Objective:
Return all of the data exactly as given.

(Dataset entries on figures)
## start

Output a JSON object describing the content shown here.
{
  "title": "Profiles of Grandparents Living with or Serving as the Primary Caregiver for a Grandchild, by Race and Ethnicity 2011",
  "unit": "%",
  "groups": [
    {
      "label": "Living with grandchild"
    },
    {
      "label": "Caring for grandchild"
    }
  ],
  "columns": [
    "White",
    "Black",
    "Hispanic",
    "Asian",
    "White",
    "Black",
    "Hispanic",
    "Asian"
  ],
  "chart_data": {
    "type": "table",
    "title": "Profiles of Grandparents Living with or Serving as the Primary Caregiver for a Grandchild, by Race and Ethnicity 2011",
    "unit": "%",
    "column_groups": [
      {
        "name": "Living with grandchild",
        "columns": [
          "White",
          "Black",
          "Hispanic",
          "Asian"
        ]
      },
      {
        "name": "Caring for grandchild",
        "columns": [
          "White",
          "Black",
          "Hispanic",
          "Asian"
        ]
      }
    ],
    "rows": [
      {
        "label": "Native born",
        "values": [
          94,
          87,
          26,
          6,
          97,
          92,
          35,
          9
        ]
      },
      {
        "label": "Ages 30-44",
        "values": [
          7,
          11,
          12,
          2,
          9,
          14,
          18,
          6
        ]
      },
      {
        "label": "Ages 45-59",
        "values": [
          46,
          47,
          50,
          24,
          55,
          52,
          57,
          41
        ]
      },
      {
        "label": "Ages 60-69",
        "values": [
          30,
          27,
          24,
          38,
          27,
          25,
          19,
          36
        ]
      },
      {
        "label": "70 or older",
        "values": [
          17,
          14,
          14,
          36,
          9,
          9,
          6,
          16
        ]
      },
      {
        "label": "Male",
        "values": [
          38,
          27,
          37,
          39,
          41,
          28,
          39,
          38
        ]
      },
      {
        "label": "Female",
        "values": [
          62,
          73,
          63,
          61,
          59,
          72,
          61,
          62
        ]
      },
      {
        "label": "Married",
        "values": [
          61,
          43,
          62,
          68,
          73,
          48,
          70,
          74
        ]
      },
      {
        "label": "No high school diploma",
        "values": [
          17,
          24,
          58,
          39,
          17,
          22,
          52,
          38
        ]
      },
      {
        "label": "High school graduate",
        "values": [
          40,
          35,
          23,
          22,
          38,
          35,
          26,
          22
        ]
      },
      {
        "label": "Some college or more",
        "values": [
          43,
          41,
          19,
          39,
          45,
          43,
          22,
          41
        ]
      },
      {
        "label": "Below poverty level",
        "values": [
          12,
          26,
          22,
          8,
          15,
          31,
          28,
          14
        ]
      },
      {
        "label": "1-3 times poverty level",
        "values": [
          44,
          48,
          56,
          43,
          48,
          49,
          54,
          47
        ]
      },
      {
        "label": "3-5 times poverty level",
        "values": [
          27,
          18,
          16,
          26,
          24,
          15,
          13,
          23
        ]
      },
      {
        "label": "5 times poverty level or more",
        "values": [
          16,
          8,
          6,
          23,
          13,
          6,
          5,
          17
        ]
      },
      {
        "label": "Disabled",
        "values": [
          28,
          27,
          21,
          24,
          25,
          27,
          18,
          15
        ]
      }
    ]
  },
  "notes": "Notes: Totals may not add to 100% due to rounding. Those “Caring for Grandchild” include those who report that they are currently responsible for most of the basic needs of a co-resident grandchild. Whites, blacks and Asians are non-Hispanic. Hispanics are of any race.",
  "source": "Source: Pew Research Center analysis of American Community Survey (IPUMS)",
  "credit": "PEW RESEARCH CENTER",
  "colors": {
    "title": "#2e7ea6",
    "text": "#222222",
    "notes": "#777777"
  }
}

## end

The answer:
Output a JSON object describing the content shown here.
{
  "title": "Profiles of Grandparents Living with or Serving as the Primary Caregiver for a Grandchild, by Race and Ethnicity 2011",
  "unit": "%",
  "groups": [
    {
      "label": "Living with grandchild"
    },
    {
      "label": "Caring for grandchild"
    }
  ],
  "columns": [
    "White",
    "Black",
    "Hispanic",
    "Asian",
    "White",
    "Black",
    "Hispanic",
    "Asian"
  ],
  "chart_data": {
    "type": "table",
    "title": "Profiles of Grandparents Living with or Serving as the Primary Caregiver for a Grandchild, by Race and Ethnicity 2011",
    "unit": "%",
    "column_groups": [
      {
        "name": "Living with grandchild",
        "columns": [
          "White",
          "Black",
          "Hispanic",
          "Asian"
        ]
      },
      {
        "name": "Caring for grandchild",
        "columns": [
          "White",
          "Black",
          "Hispanic",
          "Asian"
        ]
      }
    ],
    "rows": [
      {
        "label": "Native born",
        "values": [
          94,
          87,
          26,
          6,
          97,
          92,
          35,
          9
        ]
      },
      {
        "label": "Ages 30-44",
        "values": [
          7,
          11,
          12,
          2,
          9,
          14,
          18,
          6
        ]
      },
      {
        "label": "Ages 45-59",
        "values": [
          46,
          47,
          50,
          24,
          55,
          52,
          57,
          41
        ]
      },
      {
        "label": "Ages 60-69",
        "values": [
          30,
          27,
          24,
          38,
          27,
          25,
          19,
          36
        ]
      },
      {
        "label": "70 or older",
        "values": [
          17,
          14,
          14,
          36,
          9,
          9,
          6,
          16
        ]
      },
      {
        "label": "Male",
        "values": [
          38,
          27,
          37,
          39,
          41,
          28,
          39,
          38
        ]
      },
      {
        "label": "Female",
        "values": [
          62,
          73,
          63,
          61,
          59,
          72,
          61,
          62
        ]
      },
      {
        "label": "Married",
        "values": [
          61,
          43,
          62,
          68,
          73,
          48,
          70,
          74
        ]
      },
      {
        "label": "No high school diploma",
        "values": [
          17,
          24,
          58,
          39,
          17,
          22,
          52,
          38
        ]
      },
      {
        "label": "High school graduate",
        "values": [
          40,
          35,
          23,
          22,
          38,
          35,
          26,
          22
        ]
      },
      {
        "label": "Some college or more",
        "values": [
          43,
          41,
          19,
          39,
          45,
          43,
          22,
          41
        ]
      },
      {
        "label": "Below poverty level",
        "values": [
          12,
          26,
          22,
          8,
          15,
          31,
          28,
          14
        ]
      },
      {
        "label": "1-3 times poverty level",
        "values": [
          44,
          48,
          56,
          43,
          48,
          49,
          54,
          47
        ]
      },
      {
        "label": "3-5 times poverty level",
        "values": [
          27,
          18,
          16,
          26,
          24,
          15,
          13,
          23
        ]
      },
      {
        "label": "5 times poverty level or more",
        "values": [
          16,
          8,
          6,
          23,
          13,
          6,
          5,
          17
        ]
      },
      {
        "label": "Disabled",
        "values": [
          28,
          27,
          21,
          24,
          25,
          27,
          18,
          15
        ]
      }
    ]
  },
  "notes": "Notes: Totals may not add to 100% due to rounding. Those “Caring for Grandchild” include those who report that they are currently responsible for most of the basic needs of a co-resident grandchild. Whites, blacks and Asians are non-Hispanic. Hispanics are of any race.",
  "source": "Source: Pew Research Center analysis of American Community Survey (IPUMS)",
  "credit": "PEW RESEARCH CENTER",
  "colors": {
    "title": "#2e7ea6",
    "text": "#222222",
    "notes": "#777777"
  }
}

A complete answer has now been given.